Count the lines in the records below that contain the word "title", and give only that number.

[BEGIN Material for this exercise]

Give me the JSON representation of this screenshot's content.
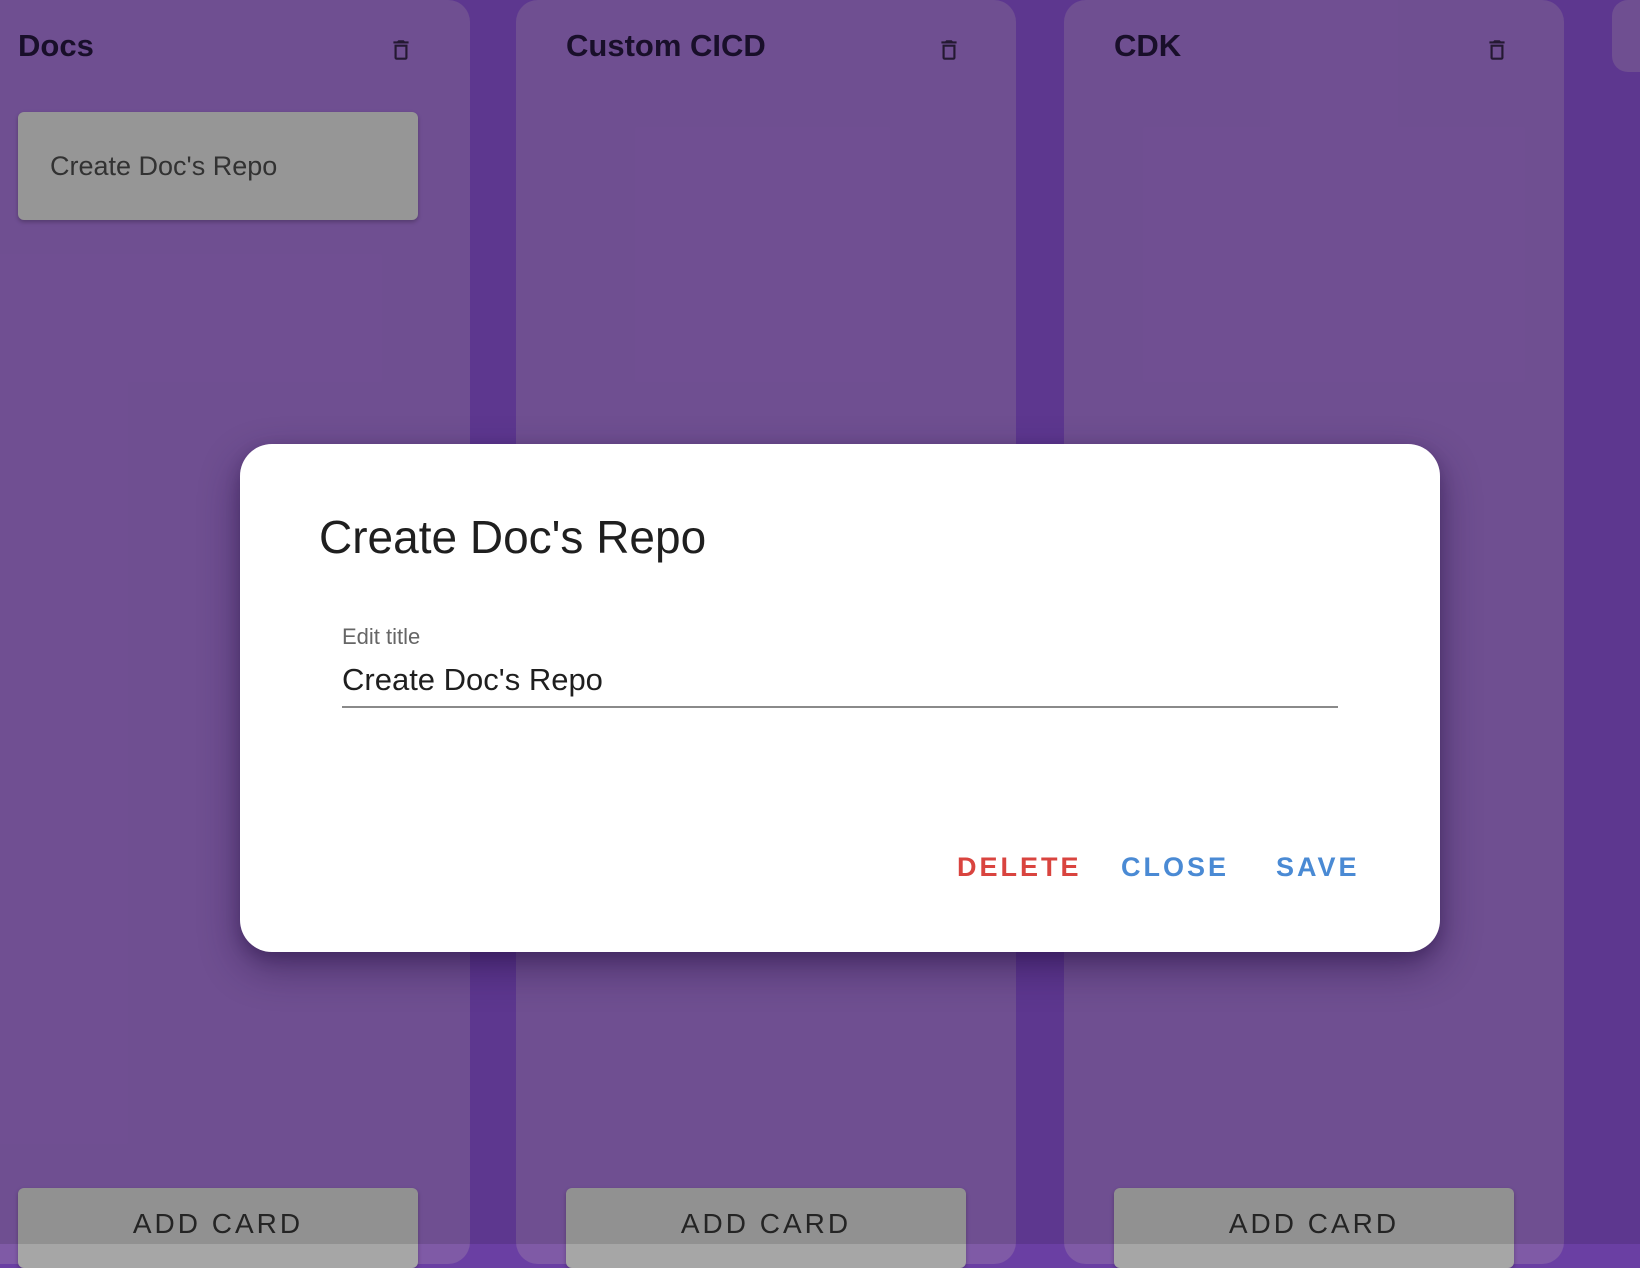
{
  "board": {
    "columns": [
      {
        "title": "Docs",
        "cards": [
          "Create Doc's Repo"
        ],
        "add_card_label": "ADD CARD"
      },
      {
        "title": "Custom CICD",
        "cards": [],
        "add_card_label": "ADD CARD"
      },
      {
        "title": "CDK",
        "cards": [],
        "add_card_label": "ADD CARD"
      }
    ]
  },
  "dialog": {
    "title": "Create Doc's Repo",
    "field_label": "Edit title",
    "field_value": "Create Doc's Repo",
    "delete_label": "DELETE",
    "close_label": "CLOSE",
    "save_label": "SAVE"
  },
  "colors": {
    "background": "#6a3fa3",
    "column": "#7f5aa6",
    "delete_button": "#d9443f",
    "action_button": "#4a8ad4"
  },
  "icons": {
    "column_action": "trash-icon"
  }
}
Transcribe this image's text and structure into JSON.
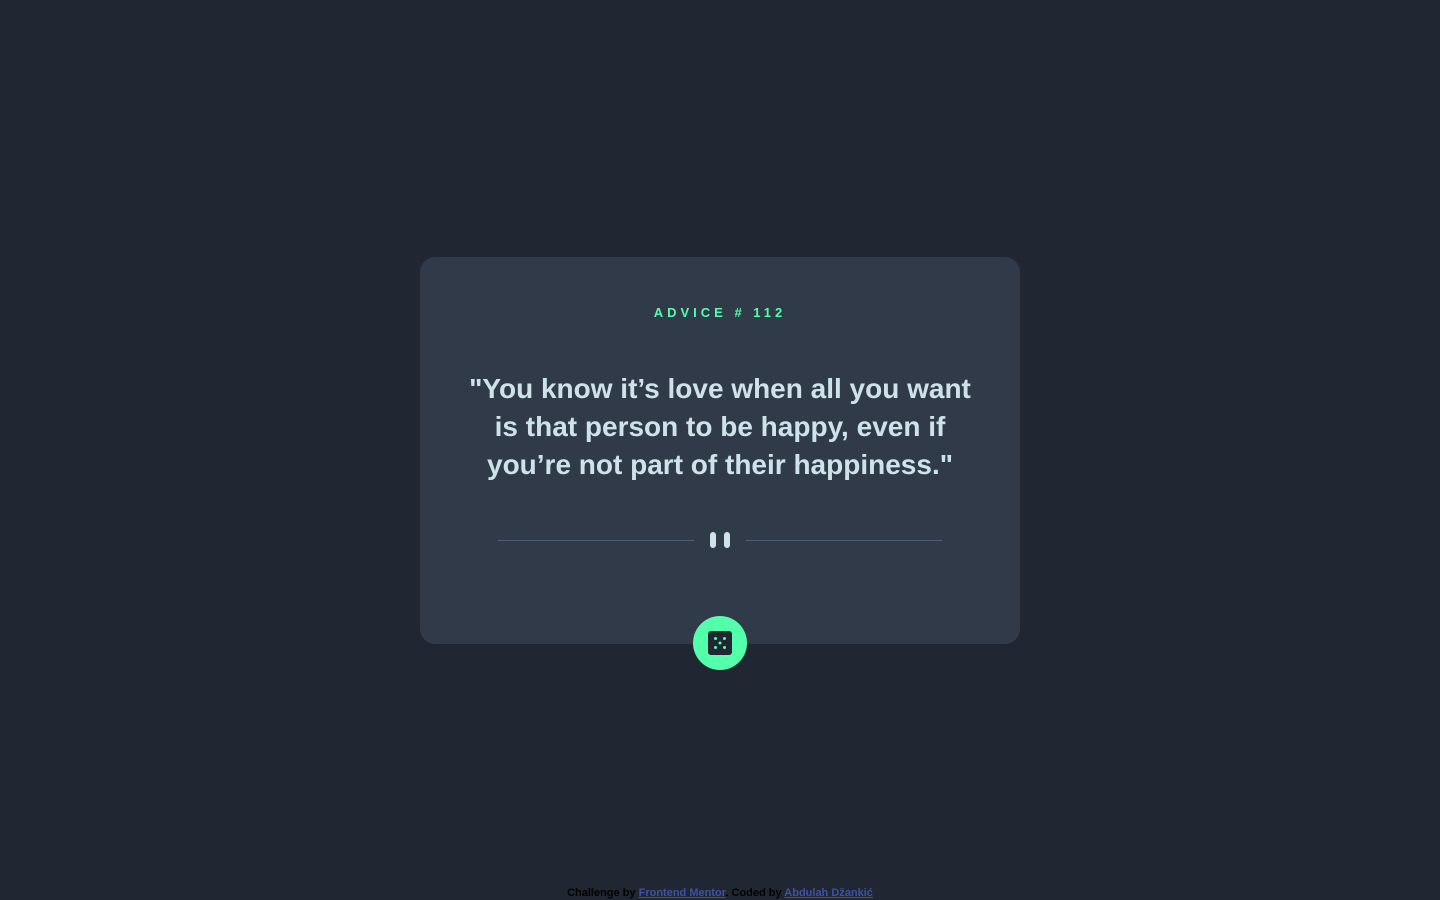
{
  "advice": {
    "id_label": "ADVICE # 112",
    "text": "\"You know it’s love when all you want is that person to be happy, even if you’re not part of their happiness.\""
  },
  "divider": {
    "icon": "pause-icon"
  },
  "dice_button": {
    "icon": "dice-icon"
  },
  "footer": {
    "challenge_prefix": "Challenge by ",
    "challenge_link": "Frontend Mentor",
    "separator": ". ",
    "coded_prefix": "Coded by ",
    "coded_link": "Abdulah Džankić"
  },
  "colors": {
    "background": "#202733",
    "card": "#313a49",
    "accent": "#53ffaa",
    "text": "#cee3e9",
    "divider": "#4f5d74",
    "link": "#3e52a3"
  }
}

[END Material for this exercise]

__Reply__: 5